Task directions: Collect all the lines that mention the word "title".

Available records:
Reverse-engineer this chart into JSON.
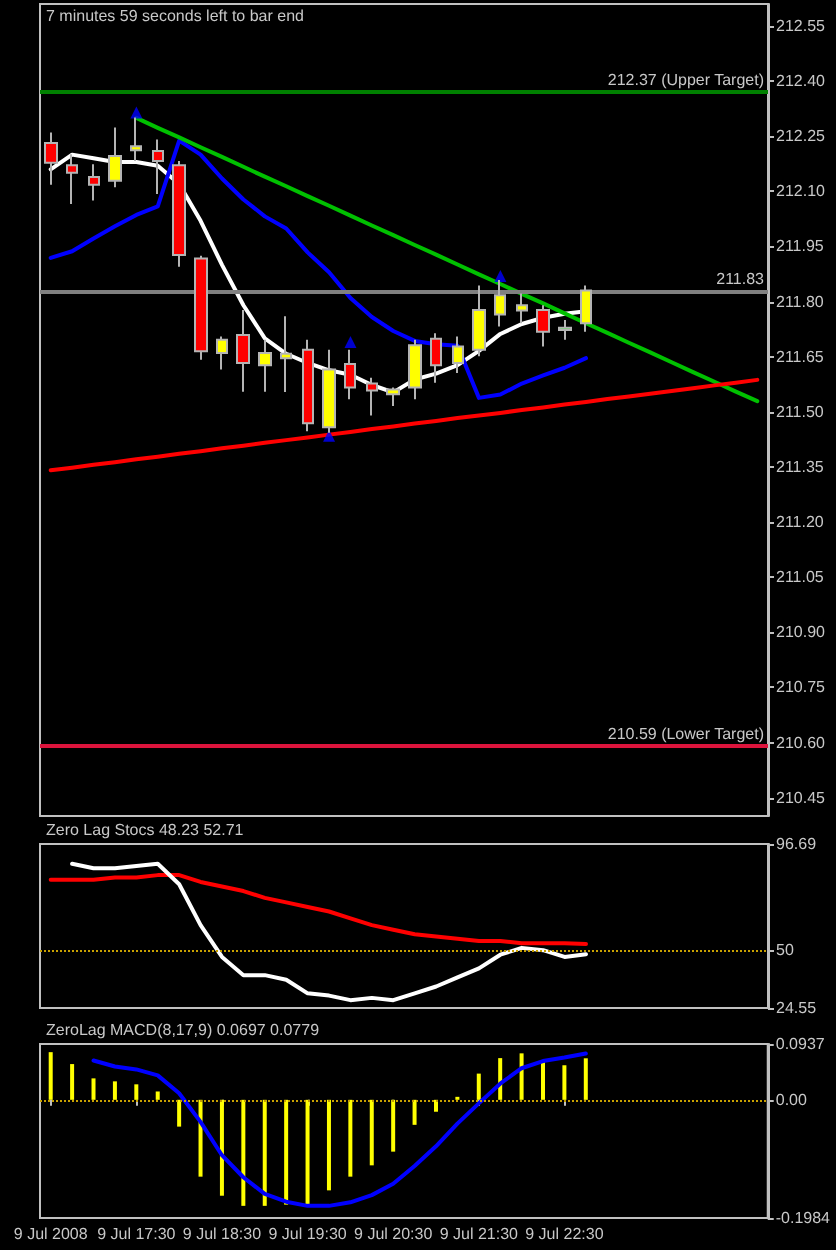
{
  "chart_data": [
    {
      "type": "candlestick",
      "title": "7 minutes 59 seconds left to bar end",
      "tick_labels": "y",
      "categories": [
        null,
        null,
        null,
        null,
        null,
        null,
        null,
        null,
        null,
        null,
        null,
        null,
        null,
        null,
        null,
        null,
        null,
        null,
        null,
        null,
        null,
        null,
        null,
        null,
        null,
        null,
        null,
        null,
        null,
        null,
        null,
        null,
        null,
        null
      ],
      "ohlc": [
        [
          212.232,
          212.26,
          212.118,
          212.178
        ],
        [
          212.171,
          212.201,
          212.066,
          212.151
        ],
        [
          212.139,
          212.174,
          212.075,
          212.118
        ],
        [
          212.129,
          212.274,
          212.111,
          212.196
        ],
        [
          212.212,
          212.301,
          212.183,
          212.223
        ],
        [
          212.21,
          212.241,
          212.093,
          212.183
        ],
        [
          212.171,
          212.183,
          211.895,
          211.927
        ],
        [
          211.917,
          211.925,
          211.642,
          211.665
        ],
        [
          211.66,
          211.705,
          211.615,
          211.696
        ],
        [
          211.709,
          211.777,
          211.555,
          211.633
        ],
        [
          211.627,
          211.696,
          211.555,
          211.66
        ],
        [
          211.646,
          211.76,
          211.554,
          211.658
        ],
        [
          211.669,
          211.696,
          211.447,
          211.469
        ],
        [
          211.458,
          211.669,
          211.443,
          211.615
        ],
        [
          211.63,
          211.669,
          211.534,
          211.566
        ],
        [
          211.577,
          211.593,
          211.49,
          211.558
        ],
        [
          211.548,
          211.566,
          211.516,
          211.561
        ],
        [
          211.566,
          211.696,
          211.534,
          211.681
        ],
        [
          211.699,
          211.714,
          211.579,
          211.627
        ],
        [
          211.633,
          211.705,
          211.606,
          211.678
        ],
        [
          211.669,
          211.844,
          211.651,
          211.777
        ],
        [
          211.765,
          211.859,
          211.732,
          211.817
        ],
        [
          211.776,
          211.822,
          211.741,
          211.79
        ],
        [
          211.777,
          211.79,
          211.678,
          211.718
        ],
        [
          211.723,
          211.75,
          211.696,
          211.729
        ],
        [
          211.741,
          211.844,
          211.718,
          211.83
        ],
        null,
        null,
        null,
        null,
        null,
        null,
        null,
        null
      ],
      "colors": [
        "#ff0000",
        "#ff0000",
        "#ff0000",
        "#ffff00",
        "#ffff00",
        "#ff0000",
        "#ff0000",
        "#ff0000",
        "#ffff00",
        "#ff0000",
        "#ffff00",
        "#ffff00",
        "#ff0000",
        "#ffff00",
        "#ff0000",
        "#ff0000",
        "#ffff00",
        "#ffff00",
        "#ff0000",
        "#ffff00",
        "#ffff00",
        "#ffff00",
        "#ffff00",
        "#ff0000",
        "#00ff00",
        "#ffff00",
        null,
        null,
        null,
        null,
        null,
        null,
        null,
        null
      ],
      "series": [
        {
          "type": "line",
          "color": "#ffffff",
          "values": [
            212.16,
            212.2,
            212.19,
            212.18,
            212.18,
            212.17,
            212.12,
            212.02,
            211.9,
            211.79,
            211.7,
            211.658,
            211.633,
            211.613,
            211.601,
            211.573,
            211.553,
            211.588,
            211.604,
            211.627,
            211.666,
            211.712,
            211.739,
            211.756,
            211.767,
            211.774,
            null,
            null,
            null,
            null,
            null,
            null,
            null,
            null
          ]
        },
        {
          "type": "line",
          "color": "#0000ff",
          "values": [
            211.919,
            211.937,
            211.972,
            212.005,
            212.036,
            212.059,
            212.238,
            212.2,
            212.135,
            212.078,
            212.032,
            211.999,
            211.934,
            211.88,
            211.81,
            211.758,
            211.72,
            211.693,
            211.684,
            211.68,
            211.538,
            211.547,
            211.577,
            211.599,
            211.62,
            211.646,
            null,
            null,
            null,
            null,
            null,
            null,
            null,
            null
          ]
        },
        {
          "type": "line",
          "color": "#00c000",
          "values": [
            null,
            null,
            null,
            null,
            212.3,
            212.273,
            212.247,
            212.22,
            212.194,
            212.167,
            212.14,
            212.114,
            212.087,
            212.061,
            212.034,
            212.007,
            211.981,
            211.954,
            211.928,
            211.901,
            211.874,
            211.848,
            211.821,
            211.795,
            211.768,
            211.741,
            211.715,
            211.688,
            211.662,
            211.635,
            211.608,
            211.582,
            211.555,
            211.529
          ]
        },
        {
          "type": "line",
          "color": "#ff0000",
          "values": [
            211.341,
            211.348,
            211.356,
            211.363,
            211.371,
            211.378,
            211.386,
            211.393,
            211.401,
            211.408,
            211.416,
            211.423,
            211.43,
            211.438,
            211.445,
            211.453,
            211.46,
            211.468,
            211.475,
            211.483,
            211.49,
            211.497,
            211.505,
            211.512,
            211.52,
            211.527,
            211.535,
            211.542,
            211.549,
            211.557,
            211.564,
            211.572,
            211.579,
            211.587
          ]
        },
        {
          "type": "scatter",
          "color": "#0000ff",
          "marker": "triangle",
          "values": [
            null,
            null,
            null,
            null,
            212.315,
            null,
            null,
            null,
            null,
            null,
            null,
            null,
            null,
            211.435,
            211.69,
            null,
            null,
            null,
            null,
            null,
            null,
            211.87,
            null,
            null,
            null,
            null,
            null,
            null,
            null,
            null,
            null,
            null,
            null,
            null
          ]
        }
      ],
      "ref_lines": [
        {
          "axis": "y",
          "value": 212.37,
          "label": "212.37 (Upper Target)",
          "color": "#008000"
        },
        {
          "axis": "y",
          "value": 211.83,
          "label": "211.83",
          "color": "#808080"
        },
        {
          "axis": "y",
          "value": 210.59,
          "label": "210.59 (Lower Target)",
          "color": "#dc143c"
        }
      ],
      "ylim": [
        210.4,
        212.61
      ],
      "yticks": [
        210.45,
        {
          "value": 210.6,
          "label": "210.60"
        },
        210.75,
        {
          "value": 210.9,
          "label": "210.90"
        },
        211.05,
        {
          "value": 211.2,
          "label": "211.20"
        },
        211.35,
        {
          "value": 211.5,
          "label": "211.50"
        },
        211.65,
        {
          "value": 211.8,
          "label": "211.80"
        },
        211.95,
        {
          "value": 212.1,
          "label": "212.10"
        },
        212.25,
        {
          "value": 212.4,
          "label": "212.40"
        },
        212.55
      ]
    },
    {
      "type": "line",
      "title": "Zero Lag Stocs 48.23 52.71",
      "tick_labels": "y",
      "categories": [
        null,
        null,
        null,
        null,
        null,
        null,
        null,
        null,
        null,
        null,
        null,
        null,
        null,
        null,
        null,
        null,
        null,
        null,
        null,
        null,
        null,
        null,
        null,
        null,
        null,
        null,
        null,
        null,
        null,
        null,
        null,
        null,
        null,
        null
      ],
      "series": [
        {
          "color": "#ff0000",
          "values": [
            81,
            81,
            81,
            82,
            82,
            83,
            83,
            80,
            78,
            76,
            73,
            71,
            69,
            67,
            64,
            61,
            59,
            57,
            56,
            55,
            54,
            54,
            53,
            53,
            53,
            52.71,
            null,
            null,
            null,
            null,
            null,
            null,
            null,
            null
          ]
        },
        {
          "color": "#ffffff",
          "values": [
            null,
            88,
            86,
            86,
            87,
            88,
            79,
            61,
            47,
            39,
            39,
            37,
            31,
            30,
            28,
            29,
            28,
            31,
            34,
            38,
            42,
            48,
            51,
            50,
            47,
            48.23,
            null,
            null,
            null,
            null,
            null,
            null,
            null,
            null
          ]
        }
      ],
      "ref_lines": [
        {
          "axis": "y",
          "value": 50,
          "color": "#c8a000",
          "line_style": "dotted"
        }
      ],
      "ylim": [
        24.55,
        96.69
      ],
      "yticks": [
        96.69,
        50,
        24.55
      ]
    },
    {
      "type": "bar",
      "title": "ZeroLag MACD(8,17,9) 0.0697 0.0779",
      "categories": [
        "9 Jul 2008",
        null,
        null,
        null,
        "9 Jul 17:30",
        null,
        null,
        null,
        "9 Jul 18:30",
        null,
        null,
        null,
        "9 Jul 19:30",
        null,
        null,
        null,
        "9 Jul 20:30",
        null,
        null,
        null,
        "9 Jul 21:30",
        null,
        null,
        null,
        "9 Jul 22:30",
        null,
        null,
        null,
        null,
        null,
        null,
        null,
        null,
        null
      ],
      "series": [
        {
          "color": "#ffff00",
          "values": [
            0.08,
            0.06,
            0.036,
            0.031,
            0.026,
            0.014,
            -0.045,
            -0.129,
            -0.161,
            -0.178,
            -0.178,
            -0.176,
            -0.178,
            -0.152,
            -0.129,
            -0.11,
            -0.087,
            -0.042,
            -0.02,
            0.005,
            0.044,
            0.07,
            0.078,
            0.063,
            0.058,
            0.0697,
            null,
            null,
            null,
            null,
            null,
            null,
            null,
            null
          ]
        },
        {
          "type": "line",
          "color": "#0000ff",
          "values": [
            null,
            null,
            0.066,
            0.056,
            0.051,
            0.041,
            0.011,
            -0.037,
            -0.093,
            -0.13,
            -0.158,
            -0.171,
            -0.178,
            -0.178,
            -0.172,
            -0.16,
            -0.141,
            -0.111,
            -0.078,
            -0.04,
            -0.006,
            0.027,
            0.053,
            0.065,
            0.071,
            0.0779,
            null,
            null,
            null,
            null,
            null,
            null,
            null,
            null
          ]
        }
      ],
      "ref_lines": [
        {
          "axis": "y",
          "value": 0,
          "color": "#c8a000",
          "line_style": "dotted"
        }
      ],
      "ylim": [
        -0.1984,
        0.0937
      ],
      "yticks": [
        0.0937,
        {
          "value": 0,
          "label": "0.00"
        },
        -0.1984
      ]
    }
  ]
}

Exercise solution:
      "title": "7 minutes 59 seconds left to bar end",
      "title": "Zero Lag Stocs 48.23 52.71",
      "title": "ZeroLag MACD(8,17,9) 0.0697 0.0779",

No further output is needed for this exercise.